Le siècle des Lumières représente un mouvement philosophique, littéraire et culturel  qui a rendu beaucoup de services à l’humanité en luttant efficacement contre  l’obscurantisme et en s’opposant à la superstition, à l’intolérance et aux abus des pouvoirs ecclésiastiques et étatiques.

L’obscurantiste prêche une attitude rigide de conformisme et diabolise le savoir. Il  préfère le repli, la rigidité restrictive et souvent la violence aux vérités libératrices pourtant démontrées. Il est souvent associé au moyen-âge, à L’Inquisition et aux autodafés qui ont «  récompensé » les efforts et les œuvres des savants et artistes. Voltaire en  parlait déjà de De l’Horrible danger de la lecture. Il n’en faut pas trop pour comprendre qu’il y a toujours  une relation intime entre d’une part l’ignorance et la servitude, et d’autre part  l’esprit critique et la liberté.

La liberté d’expression compte, en France, parmi les libertés fondamentales, puisqu’elle est l’objet des articles 10 et 11 de la déclaration des droits humains de 1789. La loi de 1881 abolit définitivement le délit de blasphème, même dans sa forme sécularisée d’atteinte à la morale religieuse. Cependant, il faut bien noter les réserves : «  En France, il est possible d’insulterune religion, ses figures et ses symboles, il est en revanche interdit d’insulter les adeptes d’une religion ».

Pour les expatrié.e.s, l’adaptation à une nouvelle culture est souvent perturbante. Dès 1996, Samuel Huntington avait dit du siècle, qu’il sera celui du  choc des civilisations. La liberté d’expression en France,  ne peut que puiser dans la liberté intellectuelle héritée des lumières et spécifique de l’esprit français, qui détient un record dans le culte de la liberté, depuis les siècles passés. Cela a fait de Paris, la destination privilégiée et le refuge des artistes et intellectuels du monde entier y compris des Européens parmi eux. Pour comprendre cet attachement à la liberté intrinsèque à la nation et à la langue françaises, faisons un petit tour loin des concepts religieux, dans le contexte politique et sexuel.

**TRAVAIL DEMANDÉ**:
a: D'après le texte sur la liberté d'expression, quelle loi a aboli définitivement le délit de blasphème en France ?
b: Rédigez la suite du texte sur la liberté d'expression en reprenant après sa dernière phrase.
Les lignes fournies ne sont pas nécessaires ici.

**LIGNES FOURNIES**:
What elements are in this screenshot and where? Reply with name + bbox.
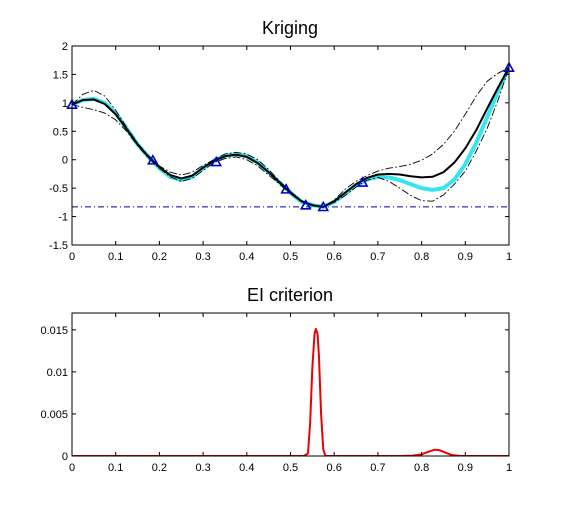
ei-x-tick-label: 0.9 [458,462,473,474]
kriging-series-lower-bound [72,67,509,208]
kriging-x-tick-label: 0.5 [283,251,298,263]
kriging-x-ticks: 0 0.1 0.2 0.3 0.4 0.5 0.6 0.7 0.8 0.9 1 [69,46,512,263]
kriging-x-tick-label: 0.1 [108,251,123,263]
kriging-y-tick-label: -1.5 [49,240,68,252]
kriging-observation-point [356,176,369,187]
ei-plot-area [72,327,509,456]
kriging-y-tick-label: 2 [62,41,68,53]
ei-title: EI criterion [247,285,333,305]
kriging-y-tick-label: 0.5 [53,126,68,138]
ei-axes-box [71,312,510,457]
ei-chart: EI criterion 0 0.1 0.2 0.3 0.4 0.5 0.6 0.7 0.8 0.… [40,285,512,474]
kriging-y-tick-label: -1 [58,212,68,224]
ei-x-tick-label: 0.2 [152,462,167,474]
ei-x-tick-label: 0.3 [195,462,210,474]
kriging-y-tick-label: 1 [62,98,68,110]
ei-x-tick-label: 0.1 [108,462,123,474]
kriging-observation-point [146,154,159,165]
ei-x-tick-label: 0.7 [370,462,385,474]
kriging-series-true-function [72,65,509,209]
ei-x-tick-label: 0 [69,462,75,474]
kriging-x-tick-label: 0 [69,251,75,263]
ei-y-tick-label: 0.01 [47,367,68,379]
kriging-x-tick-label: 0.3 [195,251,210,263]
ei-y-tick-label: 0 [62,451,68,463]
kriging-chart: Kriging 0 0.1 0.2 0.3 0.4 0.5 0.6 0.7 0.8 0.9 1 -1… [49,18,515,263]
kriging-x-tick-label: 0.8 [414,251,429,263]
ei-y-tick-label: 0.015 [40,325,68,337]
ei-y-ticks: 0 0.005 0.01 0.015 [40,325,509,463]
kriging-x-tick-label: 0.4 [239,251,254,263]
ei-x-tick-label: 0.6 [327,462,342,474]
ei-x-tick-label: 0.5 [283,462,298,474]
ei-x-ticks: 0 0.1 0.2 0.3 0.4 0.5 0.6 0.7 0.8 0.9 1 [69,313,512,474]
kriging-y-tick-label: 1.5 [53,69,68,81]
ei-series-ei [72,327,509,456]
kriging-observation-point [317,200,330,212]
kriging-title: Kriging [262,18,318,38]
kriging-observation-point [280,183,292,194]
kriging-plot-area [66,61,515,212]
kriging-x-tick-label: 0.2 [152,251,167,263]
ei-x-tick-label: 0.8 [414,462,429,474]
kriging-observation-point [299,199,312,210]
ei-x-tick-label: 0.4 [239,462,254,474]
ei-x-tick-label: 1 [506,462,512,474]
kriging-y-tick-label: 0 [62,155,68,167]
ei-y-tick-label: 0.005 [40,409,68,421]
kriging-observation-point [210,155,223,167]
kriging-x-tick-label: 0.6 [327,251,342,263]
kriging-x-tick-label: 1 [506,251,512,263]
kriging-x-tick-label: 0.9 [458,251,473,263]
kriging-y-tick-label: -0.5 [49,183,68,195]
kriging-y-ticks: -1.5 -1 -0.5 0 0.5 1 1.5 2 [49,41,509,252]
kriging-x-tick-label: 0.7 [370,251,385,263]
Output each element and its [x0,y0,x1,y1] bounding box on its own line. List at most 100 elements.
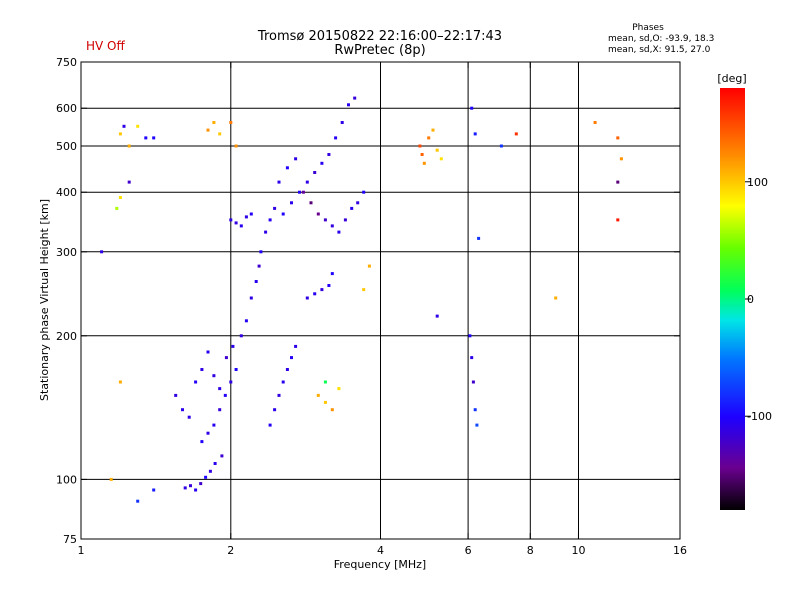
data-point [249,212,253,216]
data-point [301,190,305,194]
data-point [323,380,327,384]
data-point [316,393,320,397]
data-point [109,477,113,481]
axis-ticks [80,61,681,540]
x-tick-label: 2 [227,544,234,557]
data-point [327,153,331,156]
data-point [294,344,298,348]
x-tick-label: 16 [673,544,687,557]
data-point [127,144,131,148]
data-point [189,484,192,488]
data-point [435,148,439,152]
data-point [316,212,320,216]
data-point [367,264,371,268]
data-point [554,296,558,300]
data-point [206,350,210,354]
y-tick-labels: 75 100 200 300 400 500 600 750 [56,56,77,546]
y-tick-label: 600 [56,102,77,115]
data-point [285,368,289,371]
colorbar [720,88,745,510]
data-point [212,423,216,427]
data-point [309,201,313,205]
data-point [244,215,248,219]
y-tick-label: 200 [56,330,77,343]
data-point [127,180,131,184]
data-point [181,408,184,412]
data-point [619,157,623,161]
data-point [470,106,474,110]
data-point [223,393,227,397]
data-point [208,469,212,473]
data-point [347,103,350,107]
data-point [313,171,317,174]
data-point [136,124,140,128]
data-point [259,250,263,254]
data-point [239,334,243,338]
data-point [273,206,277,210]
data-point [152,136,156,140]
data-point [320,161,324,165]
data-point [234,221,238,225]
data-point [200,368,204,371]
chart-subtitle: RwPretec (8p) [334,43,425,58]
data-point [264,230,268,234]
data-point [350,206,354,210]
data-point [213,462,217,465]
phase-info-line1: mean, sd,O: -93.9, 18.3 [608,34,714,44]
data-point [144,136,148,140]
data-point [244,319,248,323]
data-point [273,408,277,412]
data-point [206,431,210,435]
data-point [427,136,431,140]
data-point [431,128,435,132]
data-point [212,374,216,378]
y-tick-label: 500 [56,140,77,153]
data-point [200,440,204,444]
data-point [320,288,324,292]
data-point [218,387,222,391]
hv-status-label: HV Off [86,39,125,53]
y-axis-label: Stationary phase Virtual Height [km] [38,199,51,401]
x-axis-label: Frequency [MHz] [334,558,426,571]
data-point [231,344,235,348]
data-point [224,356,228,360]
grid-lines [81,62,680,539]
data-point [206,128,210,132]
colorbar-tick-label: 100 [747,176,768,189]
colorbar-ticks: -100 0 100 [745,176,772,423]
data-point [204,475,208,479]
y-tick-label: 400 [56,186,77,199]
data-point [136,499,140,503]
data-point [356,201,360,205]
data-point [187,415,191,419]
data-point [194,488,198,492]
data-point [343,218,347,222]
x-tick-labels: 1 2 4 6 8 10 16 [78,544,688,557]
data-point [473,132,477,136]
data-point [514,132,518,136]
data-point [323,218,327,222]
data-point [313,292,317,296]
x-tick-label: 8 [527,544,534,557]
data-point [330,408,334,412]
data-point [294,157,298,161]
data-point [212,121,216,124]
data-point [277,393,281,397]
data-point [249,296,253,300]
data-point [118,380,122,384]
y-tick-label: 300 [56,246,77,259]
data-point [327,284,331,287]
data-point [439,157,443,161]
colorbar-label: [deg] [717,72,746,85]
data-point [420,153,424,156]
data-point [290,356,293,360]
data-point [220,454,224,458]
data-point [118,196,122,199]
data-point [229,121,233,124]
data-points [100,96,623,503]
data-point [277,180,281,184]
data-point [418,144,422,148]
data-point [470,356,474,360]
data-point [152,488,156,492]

**CORRIGÉ DES EXERCICES**:
a: La loi de 1881.

b:
Le french cancan, l’un des symboles de la France et plus spécialement de Paris, a toujours eu une réputation sulfureuse. Il a toujours incarné l’audacieuse liberté parisienne dans le contexte du spectacle. Ses danseuses  acrobates nues, se meuvent sur des airs d’Offenbach dans des cabarets conçus comme des hauts-lieux touristiques, à titre d’exemple le Moulin rouge.

La statue de la liberté est construite en France et offerte par le peuple français au peuple américain pour  le centenaire de la Déclaration de l’indépendance américaine.  D’abord l’idée est celle du juriste et professeur au Collège de France Édouard de Laboulaye.  On  trouve également la signature de l’architecte Eugène Viollet-le-Duc et de l’ingénieur Gustave Eiffel dans certaines étapes de sa réalisation. La coiffe de la Liberté est directement inspirée du Grand sceau de France, symbole officiel de la République française. Le Grand Sceau de France  représente également  la Liberté sous les traits de Junon assise, coiffée d’une couronne de lauriers.

 Avant de s’en prendre à la liberté «  française » comment s’exprime-t-elle  dans la langue du vécu ? Si on considère le french Kiss, c’est un baiser universel qui met en relief la sensualité assumée. Chez les Anglo-Saxons, l’expression est même devenue un verbe: «I French kissed her».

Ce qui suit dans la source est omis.